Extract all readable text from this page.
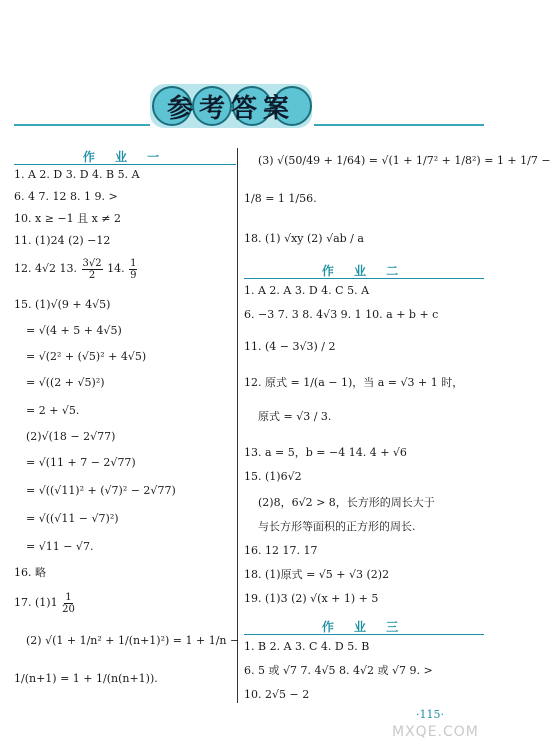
参考答案
作 业 一
1. A 2. D 3. D 4. B 5. A
6. 4 7. 12 8. 1 9. >
10. x ≥ −1 且 x ≠ 2
11. (1)24 (2) −12
12. 4√2 13. $\frac{3√2}{2} 14$. $\frac{1}{9}$
15. (1)√(9 + 4√5)
= √(4 + 5 + 4√5)
= √(2² + (√5)² + 4√5)
= √((2 + √5)²)
= 2 + √5.
(2)√(18 − 2√77)
= √(11 + 7 − 2√77)
= √((√11)² + (√7)² − 2√77)
= √((√11 − √7)²)
= √11 − √7.
16. 略
17. $(1)1 \frac{1}{20}$
(2) √(1 + 1/n² + 1/(n+1)²) = 1 + 1/n −
1/(n+1) = 1 + 1/(n(n+1)).
(3) √(50/49 + 1/64) = √(1 + 1/7² + 1/8²) = 1 + 1/7 −
1/8 = 1 1/56.
18. (1) √xy (2) √ab / a
作 业 二
1. A 2. A 3. D 4. C 5. A
6. −3 7. 3 8. 4√3 9. 1 10. a + b + c
11. (4 − 3√3) / 2
12. 原式 = 1/(a − 1)，当 a = √3 + 1 时，
原式 = √3 / 3.
13. a = 5，b = −4 14. 4 + √6
15. (1)6√2
(2)8，6√2 > 8，长方形的周长大于
与长方形等面积的正方形的周长.
16. 12 17. 17
18. (1)原式 = √5 + √3 (2)2
19. (1)3 (2) √(x + 1) + 5
作 业 三
1. B 2. A 3. C 4. D 5. B
6. 5 或 √7 7. 4√5 8. 4√2 或 √7 9. >
10. 2√5 − 2
·115·
MXQE.COM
-----
Reproduce the material word for word. Any pictures should be left out of the copy.

Extract all readable text from this page.
参考答案
作 业 一
1. A 2. D 3. D 4. B 5. A
6. 4 7. 12 8. 1 9. >
10. x ≥ −1 且 x ≠ 2
11. (1)24 (2) −12
12. 4√2 13. $\frac{3√2}{2} 14$. $\frac{1}{9}$
15. (1)√(9 + 4√5)
= √(4 + 5 + 4√5)
= √(2² + (√5)² + 4√5)
= √((2 + √5)²)
= 2 + √5.
(2)√(18 − 2√77)
= √(11 + 7 − 2√77)
= √((√11)² + (√7)² − 2√77)
= √((√11 − √7)²)
= √11 − √7.
16. 略
17. $(1)1 \frac{1}{20}$
(2) √(1 + 1/n² + 1/(n+1)²) = 1 + 1/n −
1/(n+1) = 1 + 1/(n(n+1)).
(3) √(50/49 + 1/64) = √(1 + 1/7² + 1/8²) = 1 + 1/7 −
1/8 = 1 1/56.
18. (1) √xy (2) √ab / a
作 业 二
1. A 2. A 3. D 4. C 5. A
6. −3 7. 3 8. 4√3 9. 1 10. a + b + c
11. (4 − 3√3) / 2
12. 原式 = 1/(a − 1)，当 a = √3 + 1 时，
原式 = √3 / 3.
13. a = 5，b = −4 14. 4 + √6
15. (1)6√2
(2)8，6√2 > 8，长方形的周长大于
与长方形等面积的正方形的周长.
16. 12 17. 17
18. (1)原式 = √5 + √3 (2)2
19. (1)3 (2) √(x + 1) + 5
作 业 三
1. B 2. A 3. C 4. D 5. B
6. 5 或 √7 7. 4√5 8. 4√2 或 √7 9. >
10. 2√5 − 2
·115·
MXQE.COM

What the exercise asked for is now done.